→ **Records for the exercise**:

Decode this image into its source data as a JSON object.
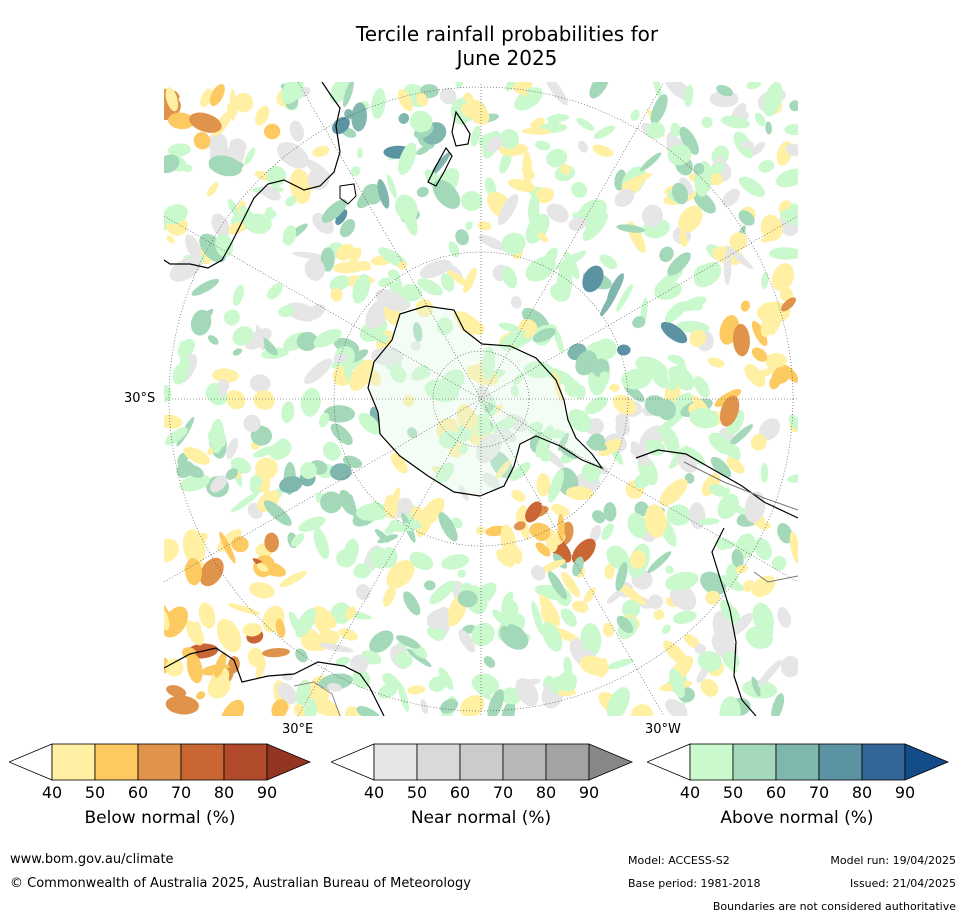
{
  "title_line1": "Tercile rainfall probabilities for",
  "title_line2": "June 2025",
  "axis_labels": {
    "lat": "30°S",
    "lon_e": "30°E",
    "lon_w": "30°W"
  },
  "colorbars": [
    {
      "title": "Below normal (%)",
      "ticks": [
        "40",
        "50",
        "60",
        "70",
        "80",
        "90"
      ],
      "colors": [
        "#fff0a4",
        "#fdc961",
        "#e0944b",
        "#c96634",
        "#b24b2c",
        "#943524"
      ]
    },
    {
      "title": "Near normal (%)",
      "ticks": [
        "40",
        "50",
        "60",
        "70",
        "80",
        "90"
      ],
      "colors": [
        "#e6e6e6",
        "#d9d9d9",
        "#cbcbcb",
        "#b8b8b8",
        "#a3a3a3",
        "#878787"
      ]
    },
    {
      "title": "Above normal (%)",
      "ticks": [
        "40",
        "50",
        "60",
        "70",
        "80",
        "90"
      ],
      "colors": [
        "#c9f9cc",
        "#a3d8b9",
        "#7fb6ae",
        "#5b93a2",
        "#336697",
        "#134c88"
      ]
    }
  ],
  "footer": {
    "url": "www.bom.gov.au/climate",
    "copyright": "© Commonwealth of Australia 2025, Australian Bureau of Meteorology",
    "model": "Model: ACCESS-S2",
    "model_run": "Model run: 19/04/2025",
    "base_period": "Base period: 1981-2018",
    "issued": "Issued: 21/04/2025",
    "disclaimer": "Boundaries are not considered authoritative"
  },
  "colors": {
    "land_outline": "#000000",
    "grid_line": "#444444",
    "background": "#ffffff"
  }
}
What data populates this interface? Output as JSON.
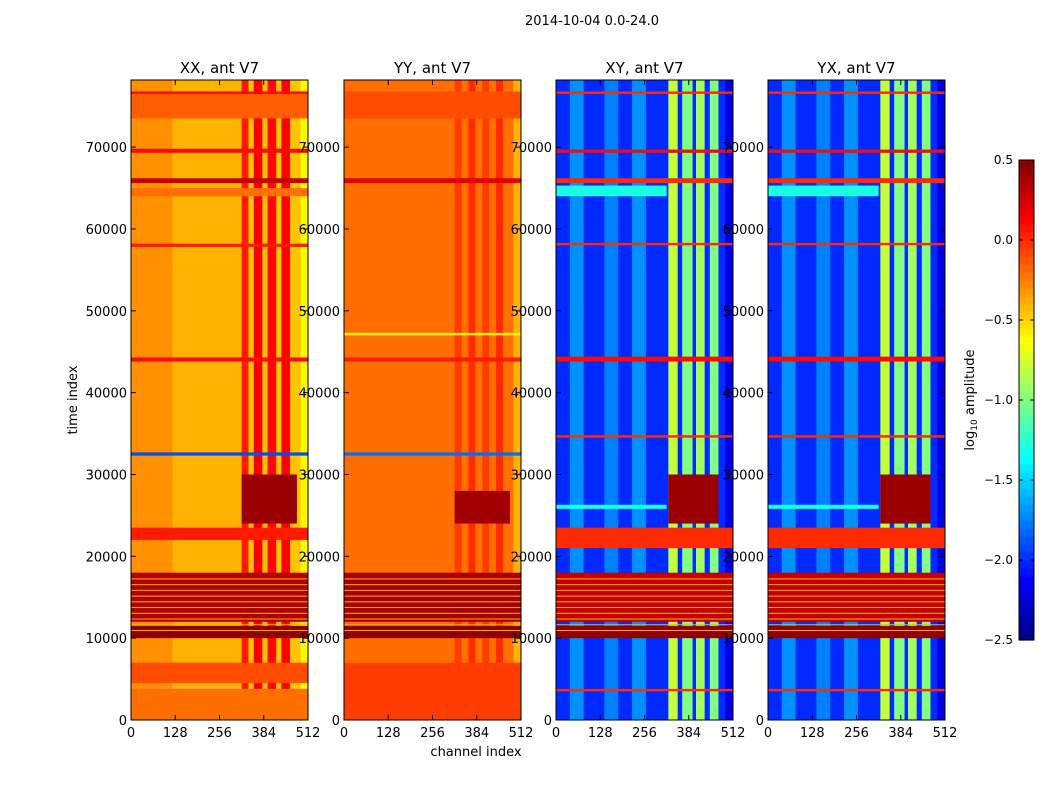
{
  "chart_data": {
    "type": "heatmap",
    "suptitle": "2014-10-04 0.0-24.0",
    "xlabel": "channel index",
    "ylabel": "time index",
    "xlim": [
      0,
      512
    ],
    "ylim": [
      0,
      78200
    ],
    "xticks": [
      0,
      128,
      256,
      384,
      512
    ],
    "yticks": [
      0,
      10000,
      20000,
      30000,
      40000,
      50000,
      60000,
      70000
    ],
    "colorbar": {
      "label": "log10 amplitude",
      "label_main": "log",
      "label_sub": "10",
      "label_rest": " amplitude",
      "range": [
        -2.5,
        0.5
      ],
      "ticks": [
        -2.5,
        -2.0,
        -1.5,
        -1.0,
        -0.5,
        0.0,
        0.5
      ],
      "tick_labels": [
        "−2.5",
        "−2.0",
        "−1.5",
        "−1.0",
        "−0.5",
        "0.0",
        "0.5"
      ],
      "colormap": "jet"
    },
    "panels": [
      {
        "title": "XX, ant V7",
        "base": -0.45,
        "columns": [
          {
            "ch": [
              0,
              120
            ],
            "v": -0.3
          },
          {
            "ch": [
              120,
              320
            ],
            "v": -0.4
          },
          {
            "ch": [
              490,
              512
            ],
            "v": -0.6
          },
          {
            "ch": [
              320,
              340
            ],
            "v": 0.05
          },
          {
            "ch": [
              355,
              380
            ],
            "v": 0.15
          },
          {
            "ch": [
              395,
              420
            ],
            "v": 0.1
          },
          {
            "ch": [
              435,
              460
            ],
            "v": 0.12
          }
        ],
        "bands": [
          {
            "t": [
              0,
              3800
            ],
            "v": -0.2
          },
          {
            "t": [
              4500,
              7000
            ],
            "v": -0.1
          },
          {
            "t": [
              10000,
              11500
            ],
            "v": 0.45
          },
          {
            "t": [
              12000,
              18000
            ],
            "v": 0.35
          },
          {
            "t": [
              22000,
              23500
            ],
            "v": 0.05
          },
          {
            "t": [
              24000,
              30000
            ],
            "v": 0.42,
            "ch": [
              320,
              480
            ]
          },
          {
            "t": [
              32300,
              32700
            ],
            "v": -1.9
          },
          {
            "t": [
              43800,
              44300
            ],
            "v": 0.1
          },
          {
            "t": [
              57800,
              58200
            ],
            "v": 0.05
          },
          {
            "t": [
              64000,
              65000
            ],
            "v": -0.2
          },
          {
            "t": [
              65600,
              66200
            ],
            "v": 0.3
          },
          {
            "t": [
              69300,
              69800
            ],
            "v": 0.1
          },
          {
            "t": [
              73500,
              76500
            ],
            "v": -0.15
          },
          {
            "t": [
              76500,
              76800
            ],
            "v": 0.1
          }
        ]
      },
      {
        "title": "YY, ant V7",
        "base": -0.2,
        "columns": [
          {
            "ch": [
              0,
              512
            ],
            "v": -0.2
          },
          {
            "ch": [
              490,
              512
            ],
            "v": -0.4
          },
          {
            "ch": [
              320,
              340
            ],
            "v": -0.05
          },
          {
            "ch": [
              360,
              380
            ],
            "v": 0.0
          },
          {
            "ch": [
              400,
              420
            ],
            "v": -0.05
          },
          {
            "ch": [
              440,
              460
            ],
            "v": 0.0
          }
        ],
        "bands": [
          {
            "t": [
              0,
              7000
            ],
            "v": -0.05
          },
          {
            "t": [
              10000,
              11500
            ],
            "v": 0.45
          },
          {
            "t": [
              12000,
              18000
            ],
            "v": 0.38
          },
          {
            "t": [
              24000,
              28000
            ],
            "v": 0.4,
            "ch": [
              320,
              480
            ]
          },
          {
            "t": [
              32300,
              32700
            ],
            "v": -1.8
          },
          {
            "t": [
              43800,
              44300
            ],
            "v": 0.05
          },
          {
            "t": [
              47000,
              47300
            ],
            "v": -0.6
          },
          {
            "t": [
              65600,
              66200
            ],
            "v": 0.2
          },
          {
            "t": [
              73500,
              76800
            ],
            "v": -0.1
          }
        ]
      },
      {
        "title": "XY, ant V7",
        "base": -2.0,
        "columns": [
          {
            "ch": [
              0,
              512
            ],
            "v": -2.0
          },
          {
            "ch": [
              40,
              80
            ],
            "v": -1.7
          },
          {
            "ch": [
              140,
              180
            ],
            "v": -1.75
          },
          {
            "ch": [
              220,
              260
            ],
            "v": -1.7
          },
          {
            "ch": [
              325,
              352
            ],
            "v": -0.8
          },
          {
            "ch": [
              365,
              395
            ],
            "v": -1.0
          },
          {
            "ch": [
              405,
              430
            ],
            "v": -0.9
          },
          {
            "ch": [
              445,
              470
            ],
            "v": -1.0
          },
          {
            "ch": [
              490,
              512
            ],
            "v": -2.2
          }
        ],
        "bands": [
          {
            "t": [
              3500,
              3800
            ],
            "v": 0.0
          },
          {
            "t": [
              10000,
              11500
            ],
            "v": 0.45
          },
          {
            "t": [
              12000,
              18000
            ],
            "v": 0.3
          },
          {
            "t": [
              21000,
              23500
            ],
            "v": 0.0
          },
          {
            "t": [
              24000,
              30000
            ],
            "v": 0.42,
            "ch": [
              325,
              470
            ]
          },
          {
            "t": [
              25800,
              26300
            ],
            "v": -1.3,
            "ch": [
              0,
              320
            ]
          },
          {
            "t": [
              34500,
              34800
            ],
            "v": 0.0
          },
          {
            "t": [
              43800,
              44400
            ],
            "v": 0.1
          },
          {
            "t": [
              58000,
              58300
            ],
            "v": 0.0
          },
          {
            "t": [
              64000,
              65300
            ],
            "v": -1.3,
            "ch": [
              0,
              320
            ]
          },
          {
            "t": [
              65600,
              66200
            ],
            "v": 0.0
          },
          {
            "t": [
              69300,
              69700
            ],
            "v": 0.1
          },
          {
            "t": [
              76500,
              76800
            ],
            "v": 0.0
          }
        ]
      },
      {
        "title": "YX, ant V7",
        "base": -2.0,
        "columns": [
          {
            "ch": [
              0,
              512
            ],
            "v": -2.0
          },
          {
            "ch": [
              40,
              80
            ],
            "v": -1.7
          },
          {
            "ch": [
              140,
              180
            ],
            "v": -1.75
          },
          {
            "ch": [
              220,
              260
            ],
            "v": -1.7
          },
          {
            "ch": [
              325,
              352
            ],
            "v": -0.8
          },
          {
            "ch": [
              365,
              395
            ],
            "v": -1.0
          },
          {
            "ch": [
              405,
              430
            ],
            "v": -0.9
          },
          {
            "ch": [
              445,
              470
            ],
            "v": -1.0
          },
          {
            "ch": [
              490,
              512
            ],
            "v": -2.2
          }
        ],
        "bands": [
          {
            "t": [
              3500,
              3800
            ],
            "v": 0.0
          },
          {
            "t": [
              10000,
              11500
            ],
            "v": 0.45
          },
          {
            "t": [
              12000,
              18000
            ],
            "v": 0.3
          },
          {
            "t": [
              21000,
              23500
            ],
            "v": 0.0
          },
          {
            "t": [
              24000,
              30000
            ],
            "v": 0.42,
            "ch": [
              325,
              470
            ]
          },
          {
            "t": [
              25800,
              26300
            ],
            "v": -1.3,
            "ch": [
              0,
              320
            ]
          },
          {
            "t": [
              34500,
              34800
            ],
            "v": 0.0
          },
          {
            "t": [
              43800,
              44400
            ],
            "v": 0.1
          },
          {
            "t": [
              58000,
              58300
            ],
            "v": 0.0
          },
          {
            "t": [
              64000,
              65300
            ],
            "v": -1.3,
            "ch": [
              0,
              320
            ]
          },
          {
            "t": [
              65600,
              66200
            ],
            "v": 0.0
          },
          {
            "t": [
              69300,
              69700
            ],
            "v": 0.1
          },
          {
            "t": [
              76500,
              76800
            ],
            "v": 0.0
          }
        ]
      }
    ]
  }
}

→ **Challenge**:
Show every line where the string "normal" appears.

→ **Task output**:
      "title": "Below normal (%)",
      "title": "Near normal (%)",
      "title": "Above normal (%)",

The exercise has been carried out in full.